— Start Provided passage —

AT&T store managers told guards that food and drink were not permitted on the sales floor and directed one guard to eat in the front of the store due to the number of robberies. (See Pltfs. Rule 56.1 Stmt ¶ 38).

In certain cases, store managers provided the guards—including Plaintiffs Alicea and Miranda—with the key to deactivate the display phone alarm system. (PX57 at 39:19-40:6; PX54 at 74:10-17; Cruz Decl. at ¶ 11; Mendoza Decl. at ¶ 9; Mancebo Decl. at ¶ 14.) or provided guards with the keys to the stores. (PX59 at 27:4-14; PX56 at 49:19-25). The manager instructed the guards how to use the alarm key. These keys were always returned to the store manager at the end of the night. (Id.)

AT&T maintained no records of guard attendance or hours worked and received only invoices from Gladius reflecting the number of hours that unspecified guards were purportedly assigned to and present at each store. (PX52 at 53:5-20, 65:18-66:15).

AT&T paid Gladius for security services, but the guards never submitted their invoices to AT&T. Instead, they submitted the invoices directly to DePompo. (See Defs. Counterstatement ¶ 32).

A-O had the ability to place guards at businesses other than AT&T and occasionally did so. (PX47, DePompo Tr. 1 at 34:5-12 (security for clothing sample sales in New York City), 44:2-11 (providing guard for a pipeline company in New Jersey)). These projects however were short-term projects only requiring 1 or 2 guards.

Plaintiff-Specific Facts About AT&T Guard Service

Plaintiffs Grenawalt, Miranda and Alicea are all former law enforcement officers who have worked part-time or full-time as security guards at various entities, including AT&T. (See PX54 19:1-10, 48:7-14; PX56 at 14:17-16:9; PX57 31:7-33:21.) Plaintiffs all were paid by A-O on a form 1099 basis. (PX56 at 18:3-11, PX57 at 12:20-13:8, 38:21-39:6, PX54 at 59:25-60:16.) However, Miranda was paid with W2s for two paychecks. (PX54 at 62:7-11).

— End Provided passage —
— Start Dataset rows —

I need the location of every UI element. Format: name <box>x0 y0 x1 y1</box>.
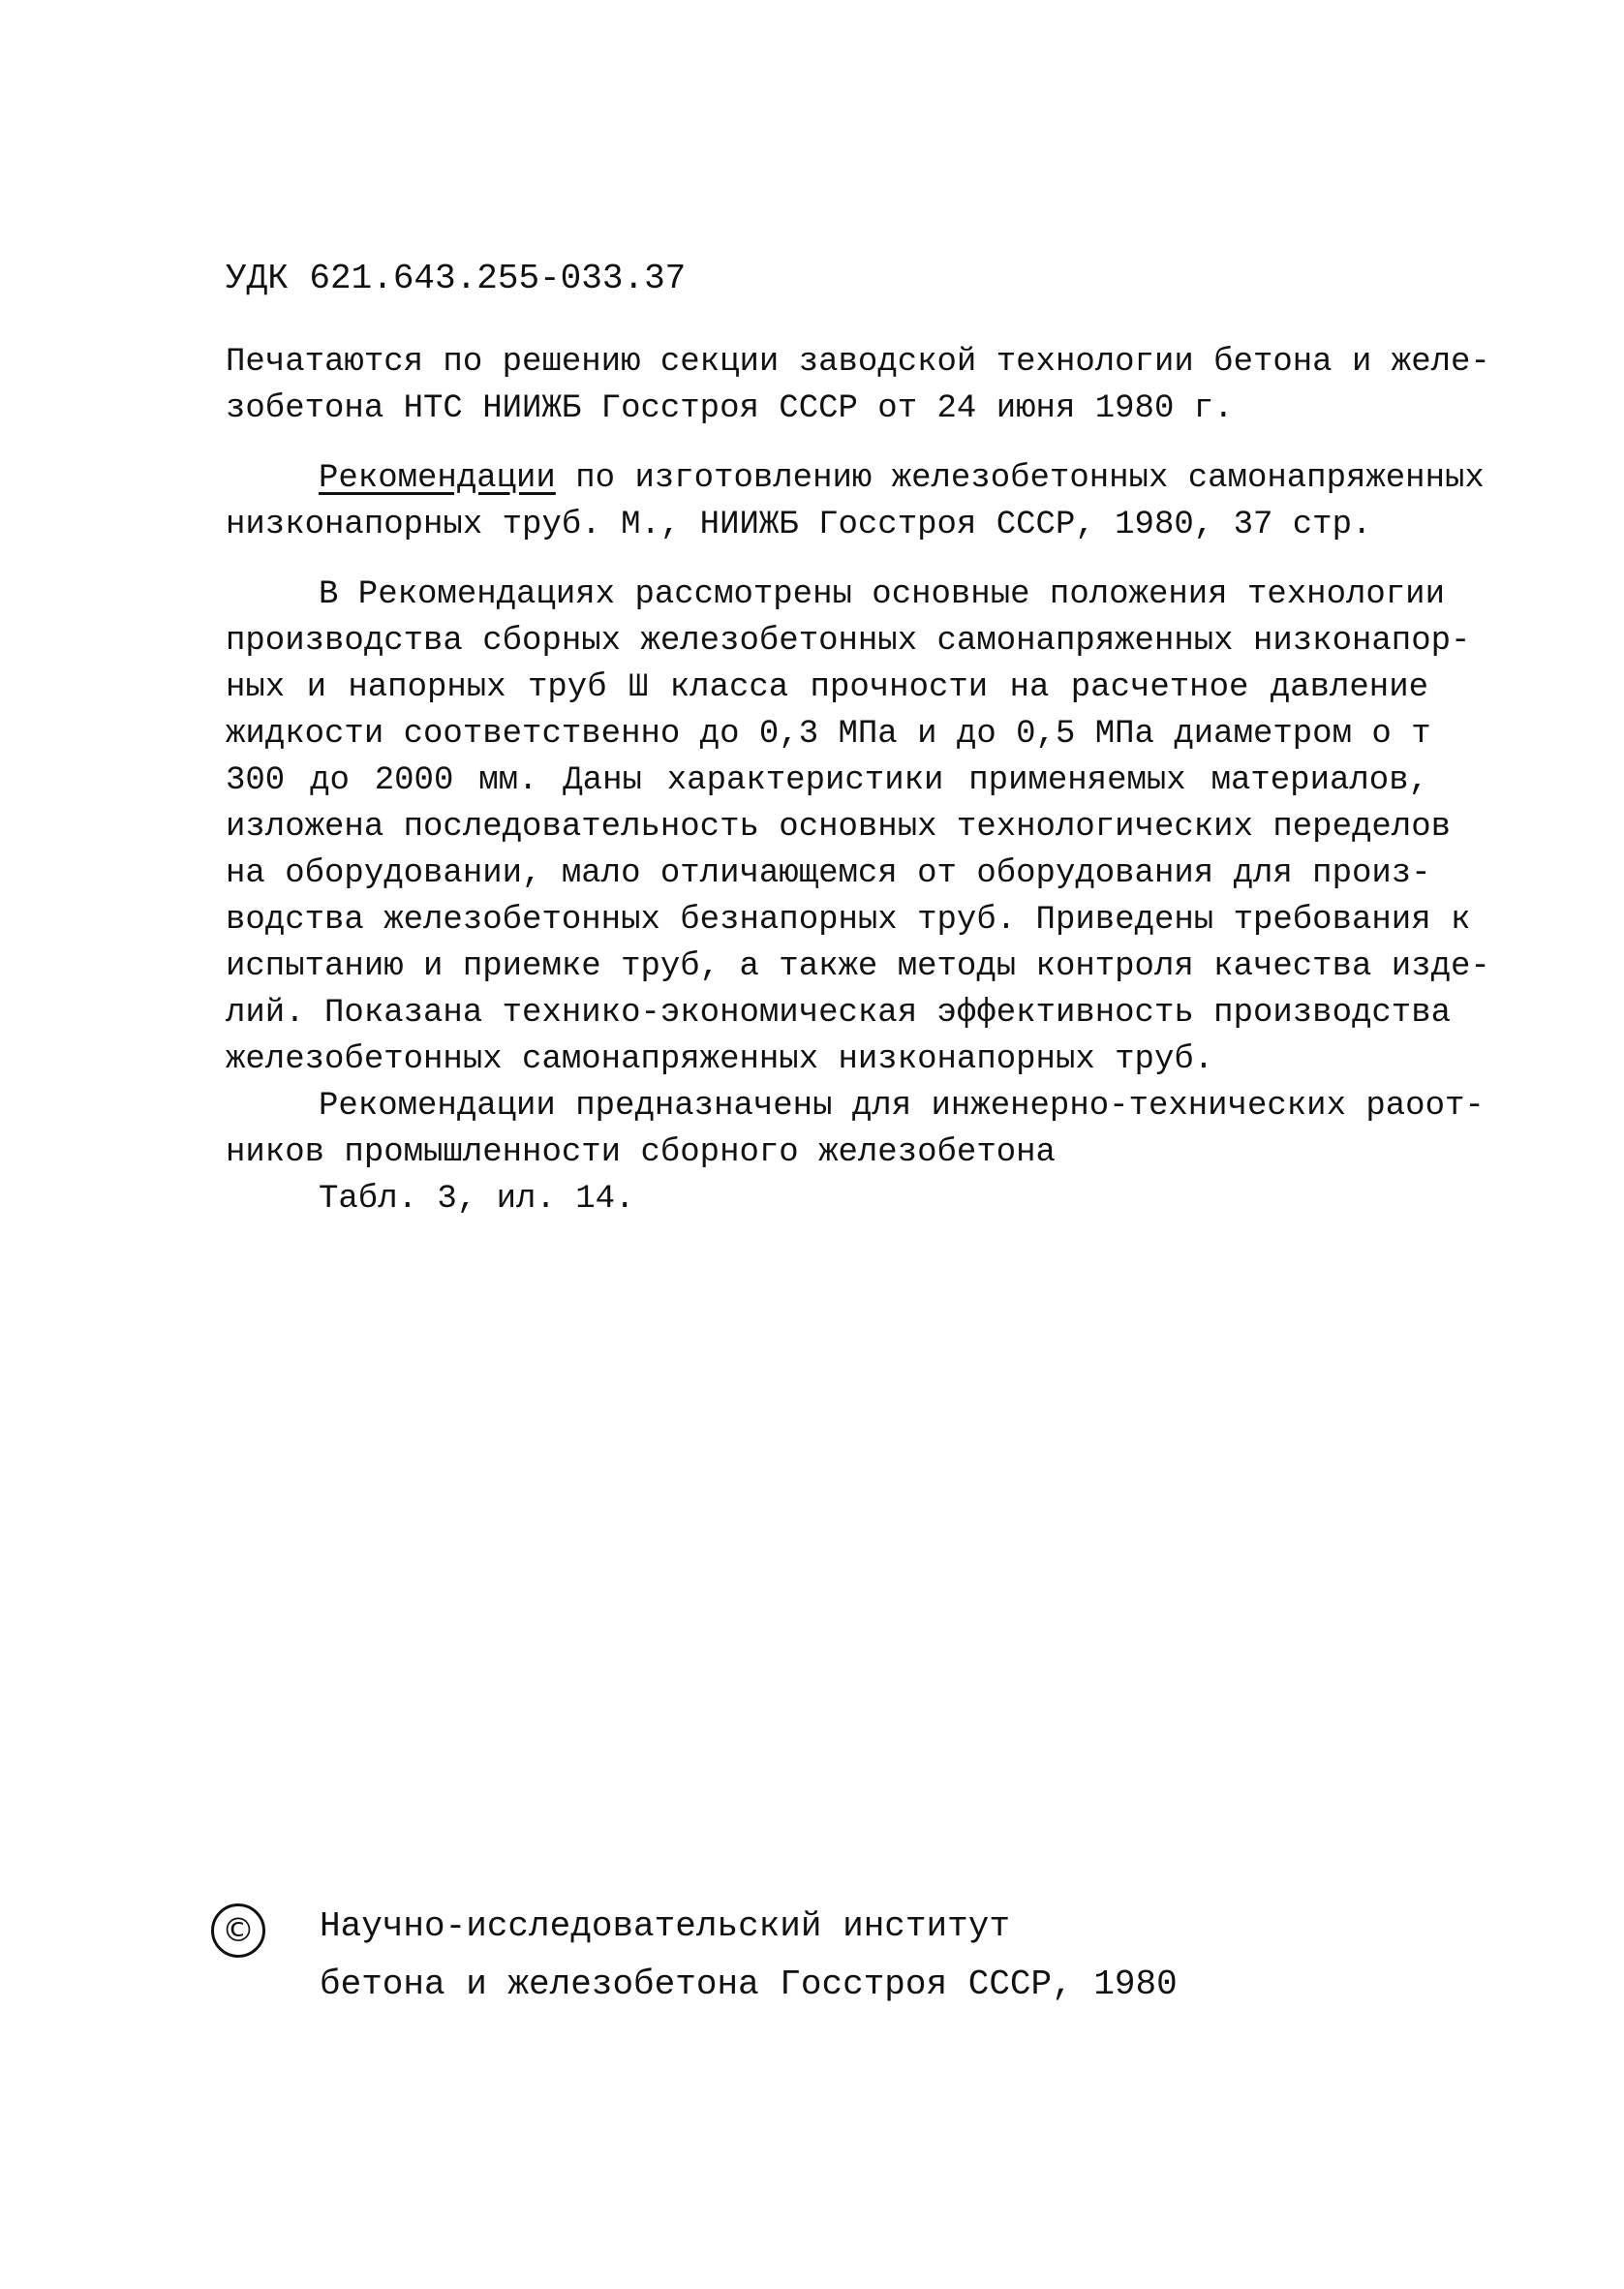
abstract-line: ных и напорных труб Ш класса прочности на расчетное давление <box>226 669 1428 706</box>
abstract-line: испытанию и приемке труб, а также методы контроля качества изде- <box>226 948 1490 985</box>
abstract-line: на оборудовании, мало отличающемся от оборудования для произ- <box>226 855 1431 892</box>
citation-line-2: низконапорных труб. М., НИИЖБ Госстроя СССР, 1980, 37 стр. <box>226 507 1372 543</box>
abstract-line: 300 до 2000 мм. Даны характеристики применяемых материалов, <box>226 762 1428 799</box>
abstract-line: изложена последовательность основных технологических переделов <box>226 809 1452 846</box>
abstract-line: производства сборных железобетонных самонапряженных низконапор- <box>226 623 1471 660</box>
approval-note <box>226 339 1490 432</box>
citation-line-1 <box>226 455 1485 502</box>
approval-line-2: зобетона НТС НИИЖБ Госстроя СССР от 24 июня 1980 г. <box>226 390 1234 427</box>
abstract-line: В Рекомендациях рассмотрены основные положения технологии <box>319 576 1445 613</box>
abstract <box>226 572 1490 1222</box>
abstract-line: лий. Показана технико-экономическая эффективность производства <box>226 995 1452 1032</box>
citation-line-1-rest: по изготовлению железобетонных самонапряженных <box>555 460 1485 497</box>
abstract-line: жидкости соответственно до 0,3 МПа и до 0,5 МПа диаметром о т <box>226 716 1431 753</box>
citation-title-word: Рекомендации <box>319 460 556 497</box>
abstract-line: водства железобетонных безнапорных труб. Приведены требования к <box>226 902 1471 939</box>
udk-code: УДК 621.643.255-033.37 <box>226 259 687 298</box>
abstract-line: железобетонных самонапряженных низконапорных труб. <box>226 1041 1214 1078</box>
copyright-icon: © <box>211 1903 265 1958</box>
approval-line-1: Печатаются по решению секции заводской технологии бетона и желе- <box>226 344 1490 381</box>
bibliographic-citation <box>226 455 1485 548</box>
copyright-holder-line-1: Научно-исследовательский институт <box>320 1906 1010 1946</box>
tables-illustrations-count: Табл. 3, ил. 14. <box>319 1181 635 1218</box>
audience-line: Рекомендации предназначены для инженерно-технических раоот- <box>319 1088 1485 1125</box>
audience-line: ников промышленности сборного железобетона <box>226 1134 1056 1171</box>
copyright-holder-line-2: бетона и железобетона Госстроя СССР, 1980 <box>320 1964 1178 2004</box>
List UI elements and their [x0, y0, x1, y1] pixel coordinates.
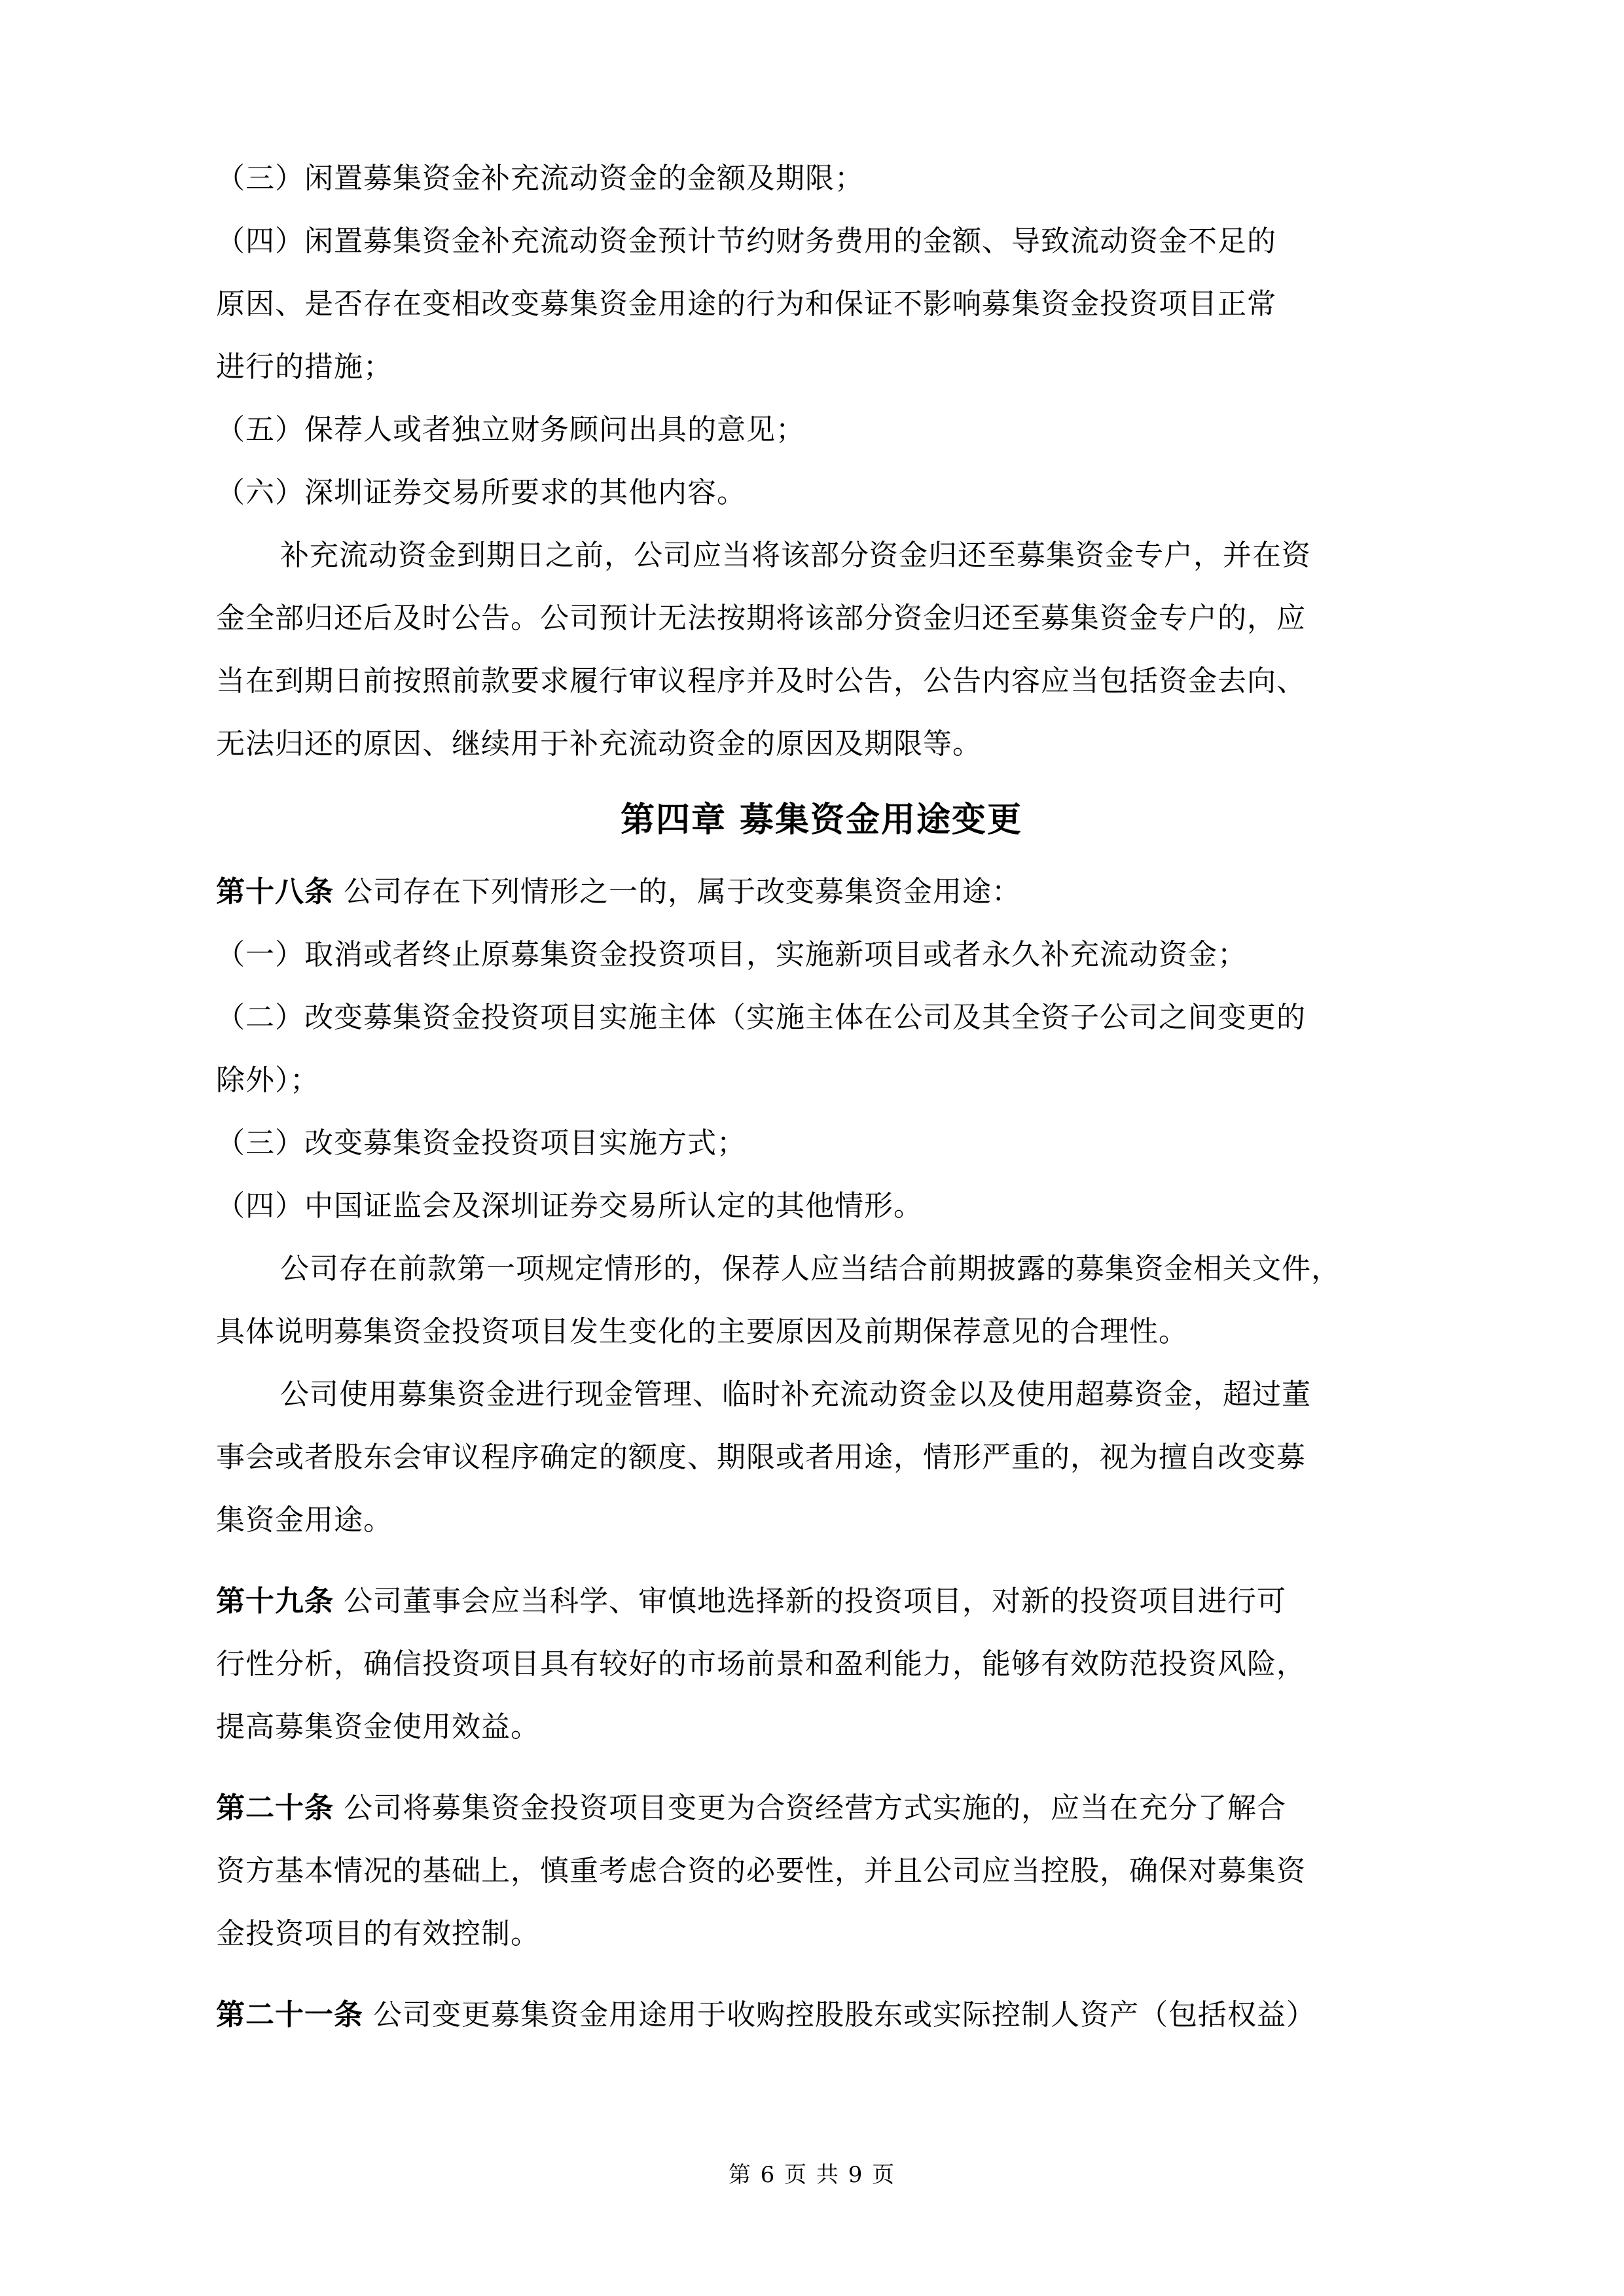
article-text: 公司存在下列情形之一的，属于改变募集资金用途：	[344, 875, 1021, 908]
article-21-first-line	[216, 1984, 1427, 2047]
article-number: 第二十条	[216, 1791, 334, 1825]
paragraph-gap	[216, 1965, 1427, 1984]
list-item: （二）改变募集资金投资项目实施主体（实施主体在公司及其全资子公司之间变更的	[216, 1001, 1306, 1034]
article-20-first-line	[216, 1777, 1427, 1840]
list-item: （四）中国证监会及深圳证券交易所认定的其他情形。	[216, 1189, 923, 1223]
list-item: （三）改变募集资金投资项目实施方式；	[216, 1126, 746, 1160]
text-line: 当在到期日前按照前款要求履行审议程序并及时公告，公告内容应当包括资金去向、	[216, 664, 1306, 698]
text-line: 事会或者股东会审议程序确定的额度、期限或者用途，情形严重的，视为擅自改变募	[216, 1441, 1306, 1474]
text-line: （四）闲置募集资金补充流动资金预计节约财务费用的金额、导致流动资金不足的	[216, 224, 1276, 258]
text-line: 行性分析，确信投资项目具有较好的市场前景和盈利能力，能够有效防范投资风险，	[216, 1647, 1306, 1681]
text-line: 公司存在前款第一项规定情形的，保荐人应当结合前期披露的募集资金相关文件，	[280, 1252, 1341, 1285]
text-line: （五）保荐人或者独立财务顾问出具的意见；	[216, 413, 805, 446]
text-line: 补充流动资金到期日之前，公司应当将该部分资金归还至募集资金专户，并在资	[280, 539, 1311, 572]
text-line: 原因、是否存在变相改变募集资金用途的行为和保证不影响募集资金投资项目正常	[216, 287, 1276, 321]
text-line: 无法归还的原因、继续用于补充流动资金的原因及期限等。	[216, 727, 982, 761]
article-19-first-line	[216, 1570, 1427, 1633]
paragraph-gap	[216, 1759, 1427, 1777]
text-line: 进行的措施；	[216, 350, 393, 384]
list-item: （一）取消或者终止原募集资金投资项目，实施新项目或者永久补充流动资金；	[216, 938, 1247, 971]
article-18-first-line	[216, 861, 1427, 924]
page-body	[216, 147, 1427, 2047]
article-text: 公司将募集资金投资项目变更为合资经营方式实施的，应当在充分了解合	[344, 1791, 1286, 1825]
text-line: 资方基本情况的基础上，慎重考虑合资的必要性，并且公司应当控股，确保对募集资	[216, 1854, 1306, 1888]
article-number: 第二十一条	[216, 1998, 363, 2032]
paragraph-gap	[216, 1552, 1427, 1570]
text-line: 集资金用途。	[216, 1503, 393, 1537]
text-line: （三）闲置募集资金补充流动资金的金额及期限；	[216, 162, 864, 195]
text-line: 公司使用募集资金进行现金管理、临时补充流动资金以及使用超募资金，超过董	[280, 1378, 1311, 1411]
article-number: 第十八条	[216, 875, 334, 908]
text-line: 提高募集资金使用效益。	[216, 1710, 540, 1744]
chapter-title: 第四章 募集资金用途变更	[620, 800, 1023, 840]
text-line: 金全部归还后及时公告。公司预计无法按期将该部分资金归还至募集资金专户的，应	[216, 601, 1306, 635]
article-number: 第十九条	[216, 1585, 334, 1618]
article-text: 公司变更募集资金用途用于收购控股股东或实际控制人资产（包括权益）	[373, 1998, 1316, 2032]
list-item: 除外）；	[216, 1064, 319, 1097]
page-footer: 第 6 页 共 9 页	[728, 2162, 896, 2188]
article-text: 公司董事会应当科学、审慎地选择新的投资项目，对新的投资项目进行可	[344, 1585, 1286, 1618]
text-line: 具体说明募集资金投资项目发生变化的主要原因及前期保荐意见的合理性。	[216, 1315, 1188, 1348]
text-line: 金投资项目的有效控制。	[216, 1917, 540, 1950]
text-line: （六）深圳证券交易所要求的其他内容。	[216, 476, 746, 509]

— End Dataset rows —

» **Task**: Continue the passage about the security guards at AT&T stores, starting right after its final sentence.

» **Response to the task**:
a. Plaintiff Grenawalt

In 2007, Plaintiff Grenawalt began providing armed security services at AT&T retail stores through A-O and DePompo, a former colleague at the New York City Police Department. (PX56 at 62:20-25). Grenawalt did not provide his resume or licenses directly to AT&T. (Id. at 19:2-6, 20:5-21:12). Grenawalt worked at no less than four different AT&T stores. (Id. at 25:23-25, 26:5-11, 38:24-39:3). Grenawalt paid for his New York State armed guard license out of pocket and also used his own gun, for which he personally maintained the permit. (Id. at 18:17-19, 1:17-84:3).

In terms of scheduling, except if he was running late to an assignment, Grenawalt never contacted an AT&T store manager directly, and the AT&T store managers never contacted him directly. (Id. at 54:4-10). Grenawalt reported the hours that he worked at AT&T stores directly to A-O, and never to AT&T. (Id. at 24:22-24).

At some point in 2007, an AT&T store manager informed A-O that Grenawalt was drinking alcohol during lunch breaks. (PX47 at 99:24-101:12). A-O moved him to a different AT&T location initially, but, ultimately, he ceased providing security at AT&T stores altogether and took a job with a different security company. (Id.; PX56 15:13-23, 38:24-39:19). In 2009, Grenawalt was again contacted, and ultimately retained, by A-O to provide security services at AT&T stores. (PX56 at 15:24-16:9). Grenawalt provided security services to AT&T stores through Stone Security for about four days but left because Stone Security was giving him few hours and assigning him to different stores. (Id. at 34:14-35:10, 36:2-37:22).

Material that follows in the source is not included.